◆ Goal: Each record below should be repeated precisely as written.

◆ Extracted material:
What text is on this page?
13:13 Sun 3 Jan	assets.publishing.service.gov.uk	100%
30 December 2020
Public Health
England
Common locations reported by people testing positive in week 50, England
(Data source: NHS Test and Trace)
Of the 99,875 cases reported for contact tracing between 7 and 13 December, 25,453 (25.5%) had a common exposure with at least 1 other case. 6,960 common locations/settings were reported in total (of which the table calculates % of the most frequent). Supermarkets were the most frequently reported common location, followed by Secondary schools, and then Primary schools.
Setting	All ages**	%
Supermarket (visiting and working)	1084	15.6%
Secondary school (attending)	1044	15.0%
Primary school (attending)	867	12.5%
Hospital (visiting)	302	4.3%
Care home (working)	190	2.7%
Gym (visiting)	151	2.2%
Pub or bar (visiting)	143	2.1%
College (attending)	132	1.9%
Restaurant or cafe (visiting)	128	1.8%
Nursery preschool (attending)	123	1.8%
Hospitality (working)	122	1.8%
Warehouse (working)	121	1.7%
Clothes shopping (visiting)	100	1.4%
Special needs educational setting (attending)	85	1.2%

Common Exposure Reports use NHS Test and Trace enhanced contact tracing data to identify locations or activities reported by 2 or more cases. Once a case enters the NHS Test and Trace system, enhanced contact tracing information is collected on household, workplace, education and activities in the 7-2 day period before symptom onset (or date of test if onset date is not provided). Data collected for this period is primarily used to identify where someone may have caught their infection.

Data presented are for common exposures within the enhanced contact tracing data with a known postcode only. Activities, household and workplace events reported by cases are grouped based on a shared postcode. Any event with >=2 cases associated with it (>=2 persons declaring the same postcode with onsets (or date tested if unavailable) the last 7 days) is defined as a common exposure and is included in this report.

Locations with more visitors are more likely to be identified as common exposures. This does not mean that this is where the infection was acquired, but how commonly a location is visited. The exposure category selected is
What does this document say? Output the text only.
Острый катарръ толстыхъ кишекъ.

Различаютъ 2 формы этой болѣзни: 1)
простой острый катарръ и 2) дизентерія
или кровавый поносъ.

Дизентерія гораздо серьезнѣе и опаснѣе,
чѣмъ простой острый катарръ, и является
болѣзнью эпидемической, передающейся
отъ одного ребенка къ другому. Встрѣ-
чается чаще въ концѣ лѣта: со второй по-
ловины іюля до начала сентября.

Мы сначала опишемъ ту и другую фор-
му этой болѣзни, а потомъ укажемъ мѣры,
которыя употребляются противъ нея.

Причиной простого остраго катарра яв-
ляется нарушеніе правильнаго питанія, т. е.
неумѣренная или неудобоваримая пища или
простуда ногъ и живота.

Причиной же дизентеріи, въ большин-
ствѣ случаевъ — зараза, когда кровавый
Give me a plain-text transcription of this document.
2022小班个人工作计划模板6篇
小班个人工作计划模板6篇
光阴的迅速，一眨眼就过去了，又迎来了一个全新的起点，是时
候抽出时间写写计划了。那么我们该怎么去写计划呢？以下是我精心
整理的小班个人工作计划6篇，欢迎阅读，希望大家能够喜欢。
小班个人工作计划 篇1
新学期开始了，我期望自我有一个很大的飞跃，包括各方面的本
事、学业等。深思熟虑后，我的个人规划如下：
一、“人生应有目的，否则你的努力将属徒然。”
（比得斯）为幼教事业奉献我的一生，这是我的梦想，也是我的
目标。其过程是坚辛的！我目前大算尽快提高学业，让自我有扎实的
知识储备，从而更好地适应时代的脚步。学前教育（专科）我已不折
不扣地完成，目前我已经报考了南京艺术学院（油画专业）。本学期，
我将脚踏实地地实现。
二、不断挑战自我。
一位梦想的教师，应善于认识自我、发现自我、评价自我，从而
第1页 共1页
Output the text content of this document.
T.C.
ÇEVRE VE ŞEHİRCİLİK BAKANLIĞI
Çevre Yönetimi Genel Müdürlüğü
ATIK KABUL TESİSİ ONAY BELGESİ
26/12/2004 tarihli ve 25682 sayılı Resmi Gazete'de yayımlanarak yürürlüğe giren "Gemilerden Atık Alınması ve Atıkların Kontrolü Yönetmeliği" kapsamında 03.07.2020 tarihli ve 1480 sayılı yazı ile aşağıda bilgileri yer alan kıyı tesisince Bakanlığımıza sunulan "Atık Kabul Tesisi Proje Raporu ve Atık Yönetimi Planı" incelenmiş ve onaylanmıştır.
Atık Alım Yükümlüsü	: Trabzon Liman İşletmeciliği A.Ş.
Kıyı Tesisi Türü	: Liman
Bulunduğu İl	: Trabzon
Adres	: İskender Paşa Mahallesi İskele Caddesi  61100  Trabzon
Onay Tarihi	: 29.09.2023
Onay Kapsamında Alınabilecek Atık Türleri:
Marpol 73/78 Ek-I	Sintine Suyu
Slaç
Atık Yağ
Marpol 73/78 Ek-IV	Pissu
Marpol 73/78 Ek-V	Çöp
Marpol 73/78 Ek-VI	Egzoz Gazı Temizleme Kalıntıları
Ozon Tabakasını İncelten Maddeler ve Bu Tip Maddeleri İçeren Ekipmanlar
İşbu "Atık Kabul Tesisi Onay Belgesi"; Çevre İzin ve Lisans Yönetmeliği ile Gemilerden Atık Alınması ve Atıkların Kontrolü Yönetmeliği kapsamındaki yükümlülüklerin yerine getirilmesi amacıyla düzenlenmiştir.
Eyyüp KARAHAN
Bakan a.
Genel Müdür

◆ Reply to the task:
What text is on this page?
13:13 Sun 3 Jan	assets.publishing.service.gov.uk	100%
30 December 2020
Public Health
England
Common locations reported by people testing positive in week 50, England
(Data source: NHS Test and Trace)
Of the 99,875 cases reported for contact tracing between 7 and 13 December, 25,453 (25.5%) had a common exposure with at least 1 other case. 6,960 common locations/settings were reported in total (of which the table calculates % of the most frequent). Supermarkets were the most frequently reported common location, followed by Secondary schools, and then Primary schools.
Setting	All ages**	%
Supermarket (visiting and working)	1084	15.6%
Secondary school (attending)	1044	15.0%
Primary school (attending)	867	12.5%
Hospital (visiting)	302	4.3%
Care home (working)	190	2.7%
Gym (visiting)	151	2.2%
Pub or bar (visiting)	143	2.1%
College (attending)	132	1.9%
Restaurant or cafe (visiting)	128	1.8%
Nursery preschool (attending)	123	1.8%
Hospitality (working)	122	1.8%
Warehouse (working)	121	1.7%
Clothes shopping (visiting)	100	1.4%
Special needs educational setting (attending)	85	1.2%

Common Exposure Reports use NHS Test and Trace enhanced contact tracing data to identify locations or activities reported by 2 or more cases. Once a case enters the NHS Test and Trace system, enhanced contact tracing information is collected on household, workplace, education and activities in the 7-2 day period before symptom onset (or date of test if onset date is not provided). Data collected for this period is primarily used to identify where someone may have caught their infection.

Data presented are for common exposures within the enhanced contact tracing data with a known postcode only. Activities, household and workplace events reported by cases are grouped based on a shared postcode. Any event with >=2 cases associated with it (>=2 persons declaring the same postcode with onsets (or date tested if unavailable) the last 7 days) is defined as a common exposure and is included in this report.

Locations with more visitors are more likely to be identified as common exposures. This does not mean that this is where the infection was acquired, but how commonly a location is visited. The exposure category selected is
What does this document say? Output the text only.
Острый катарръ толстыхъ кишекъ.

Различаютъ 2 формы этой болѣзни: 1)
простой острый катарръ и 2) дизентерія
или кровавый поносъ.

Дизентерія гораздо серьезнѣе и опаснѣе,
чѣмъ простой острый катарръ, и является
болѣзнью эпидемической, передающейся
отъ одного ребенка къ другому. Встрѣ-
чается чаще въ концѣ лѣта: со второй по-
ловины іюля до начала сентября.

Мы сначала опишемъ ту и другую фор-
му этой болѣзни, а потомъ укажемъ мѣры,
которыя употребляются противъ нея.

Причиной простого остраго катарра яв-
ляется нарушеніе правильнаго питанія, т. е.
неумѣренная или неудобоваримая пища или
простуда ногъ и живота.

Причиной же дизентеріи, въ большин-
ствѣ случаевъ — зараза, когда кровавый
Give me a plain-text transcription of this document.
2022小班个人工作计划模板6篇
小班个人工作计划模板6篇
光阴的迅速，一眨眼就过去了，又迎来了一个全新的起点，是时
候抽出时间写写计划了。那么我们该怎么去写计划呢？以下是我精心
整理的小班个人工作计划6篇，欢迎阅读，希望大家能够喜欢。
小班个人工作计划 篇1
新学期开始了，我期望自我有一个很大的飞跃，包括各方面的本
事、学业等。深思熟虑后，我的个人规划如下：
一、“人生应有目的，否则你的努力将属徒然。”
（比得斯）为幼教事业奉献我的一生，这是我的梦想，也是我的
目标。其过程是坚辛的！我目前大算尽快提高学业，让自我有扎实的
知识储备，从而更好地适应时代的脚步。学前教育（专科）我已不折
不扣地完成，目前我已经报考了南京艺术学院（油画专业）。本学期，
我将脚踏实地地实现。
二、不断挑战自我。
一位梦想的教师，应善于认识自我、发现自我、评价自我，从而
第1页 共1页
Output the text content of this document.
T.C.
ÇEVRE VE ŞEHİRCİLİK BAKANLIĞI
Çevre Yönetimi Genel Müdürlüğü
ATIK KABUL TESİSİ ONAY BELGESİ
26/12/2004 tarihli ve 25682 sayılı Resmi Gazete'de yayımlanarak yürürlüğe giren "Gemilerden Atık Alınması ve Atıkların Kontrolü Yönetmeliği" kapsamında 03.07.2020 tarihli ve 1480 sayılı yazı ile aşağıda bilgileri yer alan kıyı tesisince Bakanlığımıza sunulan "Atık Kabul Tesisi Proje Raporu ve Atık Yönetimi Planı" incelenmiş ve onaylanmıştır.
Atık Alım Yükümlüsü	: Trabzon Liman İşletmeciliği A.Ş.
Kıyı Tesisi Türü	: Liman
Bulunduğu İl	: Trabzon
Adres	: İskender Paşa Mahallesi İskele Caddesi  61100  Trabzon
Onay Tarihi	: 29.09.2023
Onay Kapsamında Alınabilecek Atık Türleri:
Marpol 73/78 Ek-I	Sintine Suyu
Slaç
Atık Yağ
Marpol 73/78 Ek-IV	Pissu
Marpol 73/78 Ek-V	Çöp
Marpol 73/78 Ek-VI	Egzoz Gazı Temizleme Kalıntıları
Ozon Tabakasını İncelten Maddeler ve Bu Tip Maddeleri İçeren Ekipmanlar
İşbu "Atık Kabul Tesisi Onay Belgesi"; Çevre İzin ve Lisans Yönetmeliği ile Gemilerden Atık Alınması ve Atıkların Kontrolü Yönetmeliği kapsamındaki yükümlülüklerin yerine getirilmesi amacıyla düzenlenmiştir.
Eyyüp KARAHAN
Bakan a.
Genel Müdür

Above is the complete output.